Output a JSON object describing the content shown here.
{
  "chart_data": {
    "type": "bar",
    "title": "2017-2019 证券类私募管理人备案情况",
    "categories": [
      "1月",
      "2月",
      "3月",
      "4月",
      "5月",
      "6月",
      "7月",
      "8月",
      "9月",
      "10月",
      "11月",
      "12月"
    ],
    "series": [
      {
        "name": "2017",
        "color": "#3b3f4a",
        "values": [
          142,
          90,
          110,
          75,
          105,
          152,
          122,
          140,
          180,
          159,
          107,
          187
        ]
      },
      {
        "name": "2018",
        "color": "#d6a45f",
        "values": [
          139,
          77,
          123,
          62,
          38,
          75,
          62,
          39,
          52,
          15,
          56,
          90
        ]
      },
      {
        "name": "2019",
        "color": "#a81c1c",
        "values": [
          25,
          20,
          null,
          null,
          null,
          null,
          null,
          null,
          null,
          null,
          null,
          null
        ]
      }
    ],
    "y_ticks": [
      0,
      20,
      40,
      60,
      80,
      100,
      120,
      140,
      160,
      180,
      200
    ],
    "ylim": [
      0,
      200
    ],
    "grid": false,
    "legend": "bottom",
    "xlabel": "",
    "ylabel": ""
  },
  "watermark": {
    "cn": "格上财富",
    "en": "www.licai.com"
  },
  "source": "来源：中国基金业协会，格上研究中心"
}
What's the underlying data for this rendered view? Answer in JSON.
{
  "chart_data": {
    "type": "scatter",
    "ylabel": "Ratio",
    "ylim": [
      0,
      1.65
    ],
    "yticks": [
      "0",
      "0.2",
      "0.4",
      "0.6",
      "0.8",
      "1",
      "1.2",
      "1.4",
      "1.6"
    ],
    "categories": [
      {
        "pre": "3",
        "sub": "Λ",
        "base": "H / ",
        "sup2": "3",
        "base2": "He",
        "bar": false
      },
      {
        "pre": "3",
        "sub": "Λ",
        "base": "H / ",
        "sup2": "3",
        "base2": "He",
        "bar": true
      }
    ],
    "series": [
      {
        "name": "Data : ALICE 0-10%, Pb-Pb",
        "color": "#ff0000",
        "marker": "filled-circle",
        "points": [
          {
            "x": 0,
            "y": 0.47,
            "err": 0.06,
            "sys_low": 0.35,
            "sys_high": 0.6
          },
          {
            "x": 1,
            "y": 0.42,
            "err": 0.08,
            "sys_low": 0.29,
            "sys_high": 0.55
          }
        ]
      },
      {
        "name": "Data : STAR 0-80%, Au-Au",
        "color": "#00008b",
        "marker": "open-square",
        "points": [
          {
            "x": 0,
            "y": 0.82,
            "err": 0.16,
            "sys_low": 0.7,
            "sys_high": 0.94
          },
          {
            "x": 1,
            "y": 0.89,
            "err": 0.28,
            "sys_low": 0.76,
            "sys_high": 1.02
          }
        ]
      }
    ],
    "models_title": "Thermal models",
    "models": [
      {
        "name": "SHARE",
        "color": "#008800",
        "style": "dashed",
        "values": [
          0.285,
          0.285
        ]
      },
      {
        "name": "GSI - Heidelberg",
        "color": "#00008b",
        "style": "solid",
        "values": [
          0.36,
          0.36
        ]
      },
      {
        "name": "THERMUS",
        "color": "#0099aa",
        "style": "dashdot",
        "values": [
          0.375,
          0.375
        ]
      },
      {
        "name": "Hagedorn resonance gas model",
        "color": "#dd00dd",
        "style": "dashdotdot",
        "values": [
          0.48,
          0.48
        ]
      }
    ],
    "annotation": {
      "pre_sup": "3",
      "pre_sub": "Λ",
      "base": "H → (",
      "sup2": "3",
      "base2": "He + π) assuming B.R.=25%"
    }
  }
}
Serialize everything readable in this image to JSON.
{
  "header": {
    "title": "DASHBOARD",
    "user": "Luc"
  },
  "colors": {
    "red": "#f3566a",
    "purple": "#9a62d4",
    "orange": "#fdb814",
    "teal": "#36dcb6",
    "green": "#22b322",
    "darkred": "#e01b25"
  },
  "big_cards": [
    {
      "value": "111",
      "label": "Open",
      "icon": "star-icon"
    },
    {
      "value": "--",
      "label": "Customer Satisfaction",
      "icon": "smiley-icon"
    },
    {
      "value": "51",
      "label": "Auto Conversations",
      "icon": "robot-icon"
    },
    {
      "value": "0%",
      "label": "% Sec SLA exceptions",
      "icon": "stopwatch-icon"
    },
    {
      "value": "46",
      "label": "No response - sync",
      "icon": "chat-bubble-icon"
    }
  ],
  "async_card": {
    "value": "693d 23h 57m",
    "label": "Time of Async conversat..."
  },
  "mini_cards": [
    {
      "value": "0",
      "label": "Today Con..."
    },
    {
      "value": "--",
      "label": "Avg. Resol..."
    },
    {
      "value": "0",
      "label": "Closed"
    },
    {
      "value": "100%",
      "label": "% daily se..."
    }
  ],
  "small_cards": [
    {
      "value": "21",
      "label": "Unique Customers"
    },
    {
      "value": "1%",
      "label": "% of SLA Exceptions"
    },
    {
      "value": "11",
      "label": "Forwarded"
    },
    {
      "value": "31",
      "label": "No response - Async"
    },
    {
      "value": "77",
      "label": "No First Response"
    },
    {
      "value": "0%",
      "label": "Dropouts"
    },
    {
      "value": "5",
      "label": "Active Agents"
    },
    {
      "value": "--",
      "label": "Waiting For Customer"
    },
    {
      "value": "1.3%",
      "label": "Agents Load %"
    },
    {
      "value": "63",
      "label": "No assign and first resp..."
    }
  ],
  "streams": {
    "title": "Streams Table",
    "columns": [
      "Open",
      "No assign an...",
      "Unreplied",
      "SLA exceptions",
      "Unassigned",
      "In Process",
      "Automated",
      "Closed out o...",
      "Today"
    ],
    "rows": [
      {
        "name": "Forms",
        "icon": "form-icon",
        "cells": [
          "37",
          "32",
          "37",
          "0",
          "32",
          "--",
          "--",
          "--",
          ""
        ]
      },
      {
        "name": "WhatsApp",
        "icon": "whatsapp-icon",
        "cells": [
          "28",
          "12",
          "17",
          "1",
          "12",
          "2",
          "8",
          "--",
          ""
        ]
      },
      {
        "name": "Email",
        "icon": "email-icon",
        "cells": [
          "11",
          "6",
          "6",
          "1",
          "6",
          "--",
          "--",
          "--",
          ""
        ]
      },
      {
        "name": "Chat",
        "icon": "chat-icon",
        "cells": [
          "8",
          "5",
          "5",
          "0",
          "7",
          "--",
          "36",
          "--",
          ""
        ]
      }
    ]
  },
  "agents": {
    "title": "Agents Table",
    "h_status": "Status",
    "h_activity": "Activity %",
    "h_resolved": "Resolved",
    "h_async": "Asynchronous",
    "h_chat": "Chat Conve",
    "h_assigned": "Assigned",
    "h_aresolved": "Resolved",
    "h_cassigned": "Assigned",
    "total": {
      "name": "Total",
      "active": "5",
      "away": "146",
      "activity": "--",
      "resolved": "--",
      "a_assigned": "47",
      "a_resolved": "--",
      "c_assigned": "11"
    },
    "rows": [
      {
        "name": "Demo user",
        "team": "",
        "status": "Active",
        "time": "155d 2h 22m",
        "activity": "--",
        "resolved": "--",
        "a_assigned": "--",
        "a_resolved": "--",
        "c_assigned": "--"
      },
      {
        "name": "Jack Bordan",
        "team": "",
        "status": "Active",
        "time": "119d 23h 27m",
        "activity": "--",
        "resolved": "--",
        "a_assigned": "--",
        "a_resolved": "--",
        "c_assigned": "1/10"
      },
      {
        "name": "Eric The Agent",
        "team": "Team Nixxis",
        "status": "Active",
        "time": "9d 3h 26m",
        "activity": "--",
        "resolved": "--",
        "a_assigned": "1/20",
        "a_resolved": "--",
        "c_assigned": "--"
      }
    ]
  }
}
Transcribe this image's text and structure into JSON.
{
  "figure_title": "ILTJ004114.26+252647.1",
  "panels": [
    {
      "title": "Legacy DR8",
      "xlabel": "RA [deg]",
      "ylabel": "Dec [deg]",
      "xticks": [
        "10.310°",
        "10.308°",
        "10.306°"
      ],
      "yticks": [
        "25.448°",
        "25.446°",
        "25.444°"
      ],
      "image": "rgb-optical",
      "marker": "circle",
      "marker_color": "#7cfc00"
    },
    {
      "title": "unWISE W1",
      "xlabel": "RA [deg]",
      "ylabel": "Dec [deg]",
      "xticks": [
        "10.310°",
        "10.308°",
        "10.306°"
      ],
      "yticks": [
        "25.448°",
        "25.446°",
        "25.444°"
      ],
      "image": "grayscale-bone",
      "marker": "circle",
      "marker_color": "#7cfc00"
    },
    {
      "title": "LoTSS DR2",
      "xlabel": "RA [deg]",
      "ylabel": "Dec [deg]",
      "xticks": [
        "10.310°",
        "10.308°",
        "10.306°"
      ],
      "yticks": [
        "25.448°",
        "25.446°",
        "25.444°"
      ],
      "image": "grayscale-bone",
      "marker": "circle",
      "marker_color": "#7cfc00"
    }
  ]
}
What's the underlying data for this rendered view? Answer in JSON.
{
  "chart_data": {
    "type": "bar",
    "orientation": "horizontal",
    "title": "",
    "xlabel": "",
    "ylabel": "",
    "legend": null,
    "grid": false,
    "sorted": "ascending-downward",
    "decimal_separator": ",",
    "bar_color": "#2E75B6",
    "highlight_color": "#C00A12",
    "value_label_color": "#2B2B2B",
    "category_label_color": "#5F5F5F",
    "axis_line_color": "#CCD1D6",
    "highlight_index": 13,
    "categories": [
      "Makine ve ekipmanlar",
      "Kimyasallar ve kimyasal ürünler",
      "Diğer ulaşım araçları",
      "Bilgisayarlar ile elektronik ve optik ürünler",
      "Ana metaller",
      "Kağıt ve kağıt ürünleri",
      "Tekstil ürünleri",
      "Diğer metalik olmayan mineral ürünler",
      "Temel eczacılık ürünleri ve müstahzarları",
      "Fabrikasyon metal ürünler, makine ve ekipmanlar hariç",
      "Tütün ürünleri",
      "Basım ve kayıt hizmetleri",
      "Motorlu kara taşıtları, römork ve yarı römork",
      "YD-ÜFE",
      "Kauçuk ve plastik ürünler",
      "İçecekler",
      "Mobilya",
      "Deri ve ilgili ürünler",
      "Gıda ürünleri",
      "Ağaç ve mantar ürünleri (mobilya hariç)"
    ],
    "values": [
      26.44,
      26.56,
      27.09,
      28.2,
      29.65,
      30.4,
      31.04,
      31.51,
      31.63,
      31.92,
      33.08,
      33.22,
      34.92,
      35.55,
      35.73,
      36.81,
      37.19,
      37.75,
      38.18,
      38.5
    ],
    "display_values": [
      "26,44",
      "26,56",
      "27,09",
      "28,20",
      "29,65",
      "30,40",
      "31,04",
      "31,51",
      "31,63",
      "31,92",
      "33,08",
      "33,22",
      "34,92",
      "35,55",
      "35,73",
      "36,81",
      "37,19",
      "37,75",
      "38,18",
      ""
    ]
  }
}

The request —
Find each line holding "image". Copy it out.

Correct result —
Serialize everything readable in this image to JSON.
Transcribe this image's text and structure into JSON.
      "image": "rgb-optical",
      "image": "grayscale-bone",
      "image": "grayscale-bone",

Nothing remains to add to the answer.